**REQUEST:** Can you repeat each line of the records below word for word, leaving out the pictures?

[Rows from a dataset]
=====
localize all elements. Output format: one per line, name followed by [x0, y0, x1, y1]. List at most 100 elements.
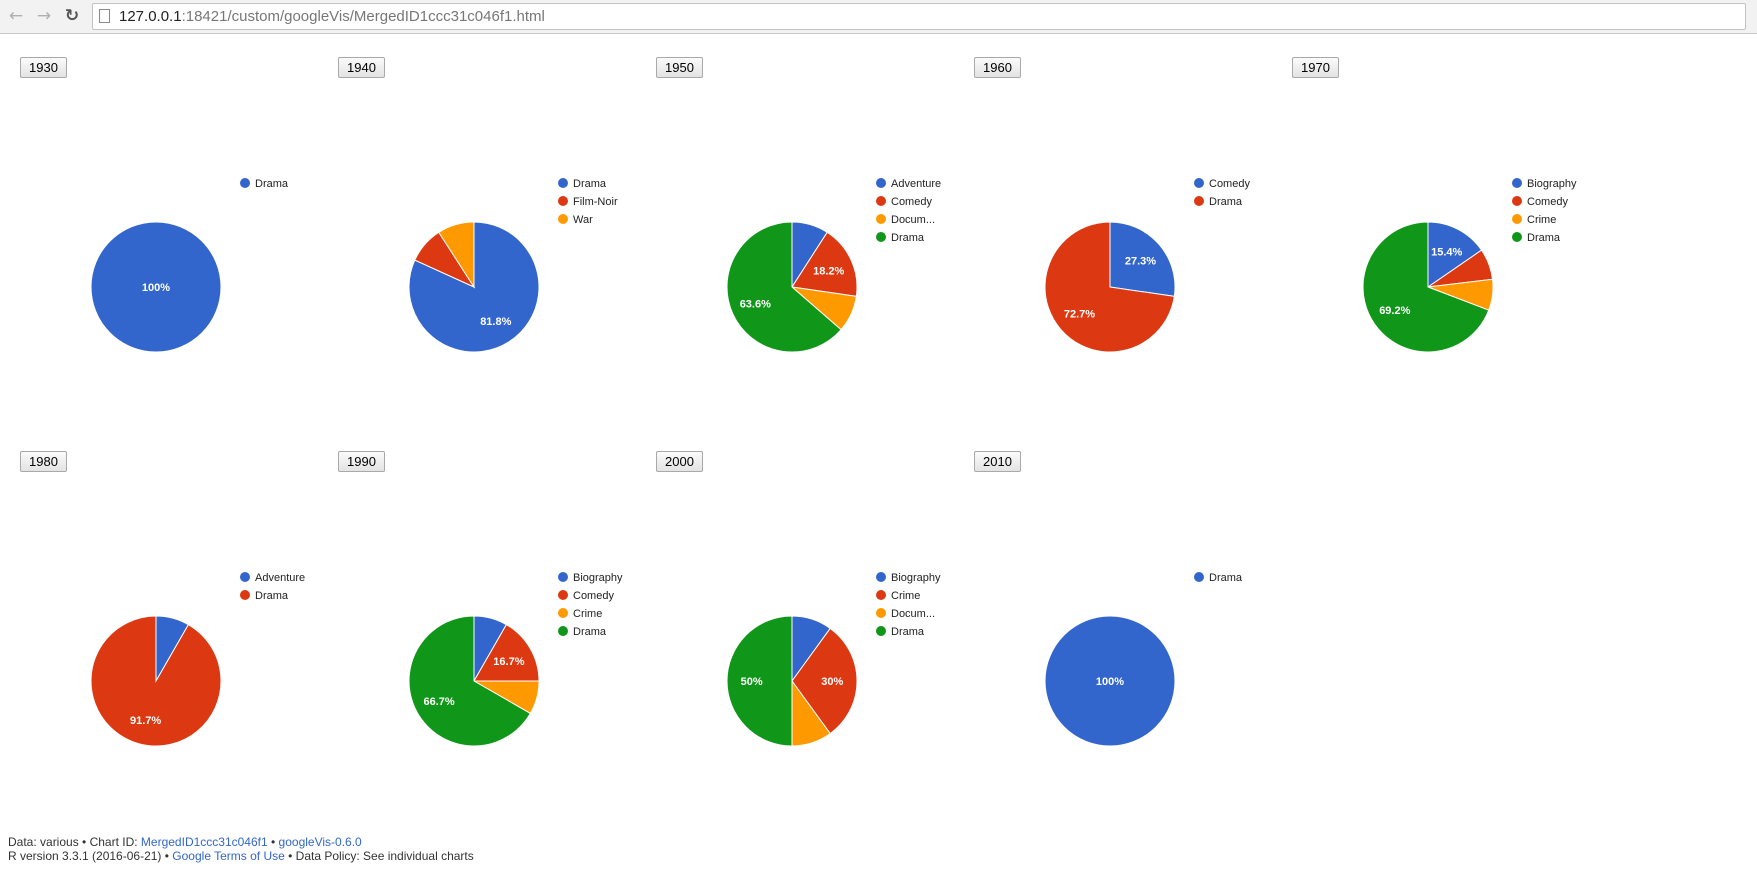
chart-id-link[interactable]: MergedID1ccc31c046f1 [140, 835, 268, 849]
pie-svg-2010: 100% Drama [1044, 572, 1243, 747]
pie-slice-crime[interactable] [791, 627, 858, 735]
pie-chart-2010: 2010 100% Drama [954, 428, 1304, 823]
legend-label[interactable]: Drama [891, 626, 925, 638]
page-icon [99, 9, 110, 23]
legend-label[interactable]: Drama [1209, 572, 1243, 584]
pie-slice-comedy[interactable] [473, 623, 540, 682]
pie-svg-1970: 15.4% Biography Comedy Crime 69.2% Drama [1362, 178, 1577, 353]
legend-label[interactable]: Drama [573, 626, 607, 638]
pie-slice-drama[interactable] [726, 615, 793, 747]
footer-separator: • [267, 835, 279, 849]
legend-label[interactable]: Comedy [573, 590, 614, 602]
legend-marker [240, 178, 250, 188]
year-button-2000[interactable]: 2000 [656, 451, 703, 472]
legend-label[interactable]: Drama [255, 178, 289, 190]
legend-marker [558, 214, 568, 224]
legend-label[interactable]: Drama [1527, 232, 1561, 244]
url-text[interactable]: 127.0.0.1:18421/custom/googleVis/MergedI… [119, 8, 545, 25]
footer-data-text: Data: various • Chart ID: [8, 835, 141, 849]
legend-label[interactable]: Biography [891, 572, 941, 584]
pie-slice-drama[interactable] [1044, 221, 1175, 353]
legend-label[interactable]: Biography [573, 572, 623, 584]
footer: Data: various • Chart ID: MergedID1ccc31… [8, 835, 474, 863]
terms-of-use-link[interactable]: Google Terms of Use [172, 849, 285, 863]
forward-arrow-icon[interactable]: → [36, 6, 52, 26]
legend-label[interactable]: Biography [1527, 178, 1577, 190]
legend-label[interactable]: Crime [573, 608, 602, 620]
pie-chart-1930: 1930 100% Drama [0, 34, 350, 429]
address-bar[interactable]: 127.0.0.1:18421/custom/googleVis/MergedI… [92, 3, 1746, 30]
pie-slice-drama[interactable] [1362, 221, 1490, 353]
legend-marker [876, 608, 886, 618]
year-button-1960[interactable]: 1960 [974, 57, 1021, 78]
year-button-1980[interactable]: 1980 [20, 451, 67, 472]
legend-label[interactable]: Adventure [891, 178, 941, 190]
pie-slice-biography[interactable] [1427, 221, 1483, 288]
year-button-1930[interactable]: 1930 [20, 57, 67, 78]
legend-label[interactable]: Comedy [891, 196, 932, 208]
url-host: 127.0.0.1 [119, 8, 182, 25]
pie-chart-1970: 1970 15.4% Biography Comedy Crime 69.2% Drama [1272, 34, 1622, 429]
legend-label[interactable]: Comedy [1527, 196, 1568, 208]
pie-slice-comedy[interactable] [791, 231, 858, 297]
legend-label[interactable]: War [573, 214, 593, 226]
legend-marker [876, 626, 886, 636]
legend-marker [240, 590, 250, 600]
legend-marker [1194, 572, 1204, 582]
legend-marker [1194, 196, 1204, 206]
pie-slice-drama[interactable] [408, 615, 532, 747]
pie-svg-1960: 27.3% Comedy 72.7% Drama [1044, 178, 1250, 353]
pie-chart-1950: 1950 Adventure 18.2% Comedy Docum... 63.6% Dra… [636, 34, 986, 429]
legend-marker [558, 178, 568, 188]
slice-percent-label: 69.2% [1379, 305, 1410, 317]
pie-slice-drama[interactable] [90, 615, 222, 747]
year-button-1950[interactable]: 1950 [656, 57, 703, 78]
googlevis-link[interactable]: googleVis-0.6.0 [278, 835, 362, 849]
pie-slice-drama[interactable] [1044, 615, 1176, 747]
pie-slice-drama[interactable] [90, 221, 222, 353]
legend-label[interactable]: Crime [891, 590, 920, 602]
legend-label[interactable]: Drama [255, 590, 289, 602]
pie-slice-drama[interactable] [408, 221, 540, 353]
legend-label[interactable]: Docum... [891, 608, 935, 620]
legend-label[interactable]: Adventure [255, 572, 305, 584]
browser-toolbar: ← → ↻ 127.0.0.1:18421/custom/googleVis/M… [0, 0, 1757, 34]
legend-marker [558, 608, 568, 618]
legend-label[interactable]: Film-Noir [573, 196, 618, 208]
year-button-1940[interactable]: 1940 [338, 57, 385, 78]
slice-percent-label: 81.8% [480, 316, 511, 328]
year-button-1970[interactable]: 1970 [1292, 57, 1339, 78]
pie-slice-war[interactable] [438, 221, 475, 289]
legend-marker [1512, 196, 1522, 206]
legend-label[interactable]: Docum... [891, 214, 935, 226]
slice-percent-label: 100% [142, 282, 170, 294]
footer-line-1: Data: various • Chart ID: MergedID1ccc31… [8, 835, 474, 849]
slice-percent-label: 18.2% [813, 265, 844, 277]
footer-r-version: R version 3.3.1 (2016-06-21) • [8, 849, 173, 863]
legend-marker [876, 590, 886, 600]
legend-label[interactable]: Drama [891, 232, 925, 244]
slice-percent-label: 30% [821, 676, 843, 688]
footer-line-2: R version 3.3.1 (2016-06-21) • Google Te… [8, 849, 474, 863]
year-button-1990[interactable]: 1990 [338, 451, 385, 472]
legend-marker [876, 214, 886, 224]
pie-chart-1990: 1990 Biography 16.7% Comedy Crime 66.7% Drama [318, 428, 668, 823]
legend-marker [240, 572, 250, 582]
back-arrow-icon[interactable]: ← [8, 6, 24, 26]
legend-label[interactable]: Drama [573, 178, 607, 190]
pie-slice-drama[interactable] [726, 221, 842, 353]
slice-percent-label: 100% [1096, 676, 1124, 688]
url-path: :18421/custom/googleVis/MergedID1ccc31c0… [181, 8, 545, 25]
pie-slice-comedy[interactable] [1109, 221, 1176, 297]
legend-label[interactable]: Drama [1209, 196, 1243, 208]
legend-marker [876, 232, 886, 242]
legend-marker [1512, 232, 1522, 242]
reload-icon[interactable]: ↻ [64, 6, 80, 26]
year-button-2010[interactable]: 2010 [974, 451, 1021, 472]
slice-percent-label: 50% [741, 676, 763, 688]
slice-percent-label: 91.7% [130, 715, 161, 727]
legend-label[interactable]: Crime [1527, 214, 1556, 226]
legend-label[interactable]: Comedy [1209, 178, 1250, 190]
pie-svg-1940: 81.8% Drama Film-Noir War [408, 178, 618, 353]
legend-marker [558, 590, 568, 600]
=====
**SOLUTION:**
localize all elements. Output format: one per line, name followed by [x0, y0, x1, y1]. List at most 100 elements.
chart-id-link[interactable]: MergedID1ccc31c046f1 [140, 835, 268, 849]
pie-svg-2010: 100% Drama [1044, 572, 1243, 747]
pie-slice-crime[interactable] [791, 627, 858, 735]
pie-chart-2010: 2010 100% Drama [954, 428, 1304, 823]
legend-label[interactable]: Drama [891, 626, 925, 638]
page-icon [99, 9, 110, 23]
legend-label[interactable]: Drama [1209, 572, 1243, 584]
pie-slice-comedy[interactable] [473, 623, 540, 682]
pie-svg-1970: 15.4% Biography Comedy Crime 69.2% Drama [1362, 178, 1577, 353]
legend-label[interactable]: Drama [573, 626, 607, 638]
pie-slice-drama[interactable] [726, 615, 793, 747]
footer-separator: • [267, 835, 279, 849]
legend-label[interactable]: Comedy [573, 590, 614, 602]
legend-marker [240, 178, 250, 188]
year-button-2000[interactable]: 2000 [656, 451, 703, 472]
legend-label[interactable]: Drama [255, 178, 289, 190]
legend-marker [558, 214, 568, 224]
legend-label[interactable]: Drama [1527, 232, 1561, 244]
url-text[interactable]: 127.0.0.1:18421/custom/googleVis/MergedI… [119, 8, 545, 25]
footer-data-text: Data: various • Chart ID: [8, 835, 141, 849]
legend-label[interactable]: Biography [891, 572, 941, 584]
pie-slice-drama[interactable] [1044, 221, 1175, 353]
legend-label[interactable]: Biography [573, 572, 623, 584]
footer: Data: various • Chart ID: MergedID1ccc31… [8, 835, 474, 863]
terms-of-use-link[interactable]: Google Terms of Use [172, 849, 285, 863]
forward-arrow-icon[interactable]: → [36, 6, 52, 26]
legend-label[interactable]: Biography [1527, 178, 1577, 190]
legend-label[interactable]: Crime [573, 608, 602, 620]
pie-chart-1930: 1930 100% Drama [0, 34, 350, 429]
address-bar[interactable]: 127.0.0.1:18421/custom/googleVis/MergedI… [92, 3, 1746, 30]
pie-slice-drama[interactable] [1362, 221, 1490, 353]
legend-marker [876, 608, 886, 618]
year-button-1960[interactable]: 1960 [974, 57, 1021, 78]
year-button-1980[interactable]: 1980 [20, 451, 67, 472]
legend-label[interactable]: Adventure [891, 178, 941, 190]
pie-slice-biography[interactable] [1427, 221, 1483, 288]
year-button-1930[interactable]: 1930 [20, 57, 67, 78]
legend-label[interactable]: Comedy [891, 196, 932, 208]
url-host: 127.0.0.1 [119, 8, 182, 25]
pie-chart-1970: 1970 15.4% Biography Comedy Crime 69.2% Drama [1272, 34, 1622, 429]
legend-label[interactable]: Comedy [1527, 196, 1568, 208]
pie-slice-comedy[interactable] [791, 231, 858, 297]
legend-label[interactable]: War [573, 214, 593, 226]
legend-marker [876, 626, 886, 636]
legend-marker [240, 590, 250, 600]
legend-marker [1194, 572, 1204, 582]
legend-marker [1194, 196, 1204, 206]
pie-slice-drama[interactable] [408, 615, 532, 747]
pie-svg-1960: 27.3% Comedy 72.7% Drama [1044, 178, 1250, 353]
pie-chart-1950: 1950 Adventure 18.2% Comedy Docum... 63.6% Dra… [636, 34, 986, 429]
legend-marker [558, 178, 568, 188]
slice-percent-label: 69.2% [1379, 305, 1410, 317]
pie-slice-drama[interactable] [90, 615, 222, 747]
year-button-1950[interactable]: 1950 [656, 57, 703, 78]
googlevis-link[interactable]: googleVis-0.6.0 [278, 835, 362, 849]
pie-slice-drama[interactable] [1044, 615, 1176, 747]
pie-slice-drama[interactable] [90, 221, 222, 353]
legend-label[interactable]: Crime [891, 590, 920, 602]
legend-label[interactable]: Drama [255, 590, 289, 602]
pie-slice-drama[interactable] [408, 221, 540, 353]
legend-label[interactable]: Docum... [891, 608, 935, 620]
legend-label[interactable]: Adventure [255, 572, 305, 584]
browser-toolbar: ← → ↻ 127.0.0.1:18421/custom/googleVis/M… [0, 0, 1757, 34]
legend-marker [558, 608, 568, 618]
legend-label[interactable]: Film-Noir [573, 196, 618, 208]
year-button-1940[interactable]: 1940 [338, 57, 385, 78]
slice-percent-label: 81.8% [480, 316, 511, 328]
year-button-1970[interactable]: 1970 [1292, 57, 1339, 78]
pie-slice-war[interactable] [438, 221, 475, 289]
legend-marker [1512, 196, 1522, 206]
legend-label[interactable]: Docum... [891, 214, 935, 226]
slice-percent-label: 100% [142, 282, 170, 294]
footer-line-1: Data: various • Chart ID: MergedID1ccc31… [8, 835, 474, 849]
slice-percent-label: 18.2% [813, 265, 844, 277]
footer-r-version: R version 3.3.1 (2016-06-21) • [8, 849, 173, 863]
legend-marker [876, 590, 886, 600]
legend-label[interactable]: Drama [891, 232, 925, 244]
slice-percent-label: 30% [821, 676, 843, 688]
footer-line-2: R version 3.3.1 (2016-06-21) • Google Te… [8, 849, 474, 863]
year-button-1990[interactable]: 1990 [338, 451, 385, 472]
legend-marker [876, 214, 886, 224]
pie-chart-1990: 1990 Biography 16.7% Comedy Crime 66.7% Drama [318, 428, 668, 823]
legend-marker [240, 572, 250, 582]
back-arrow-icon[interactable]: ← [8, 6, 24, 26]
legend-label[interactable]: Drama [573, 178, 607, 190]
pie-slice-drama[interactable] [726, 221, 842, 353]
slice-percent-label: 100% [1096, 676, 1124, 688]
url-path: :18421/custom/googleVis/MergedID1ccc31c0… [181, 8, 545, 25]
pie-slice-comedy[interactable] [1109, 221, 1176, 297]
legend-label[interactable]: Drama [1209, 196, 1243, 208]
legend-marker [876, 232, 886, 242]
legend-marker [1512, 232, 1522, 242]
reload-icon[interactable]: ↻ [64, 6, 80, 26]
year-button-2010[interactable]: 2010 [974, 451, 1021, 472]
slice-percent-label: 50% [741, 676, 763, 688]
slice-percent-label: 91.7% [130, 715, 161, 727]
legend-label[interactable]: Crime [1527, 214, 1556, 226]
legend-label[interactable]: Comedy [1209, 178, 1250, 190]
pie-svg-1940: 81.8% Drama Film-Noir War [408, 178, 618, 353]
legend-marker [558, 590, 568, 600]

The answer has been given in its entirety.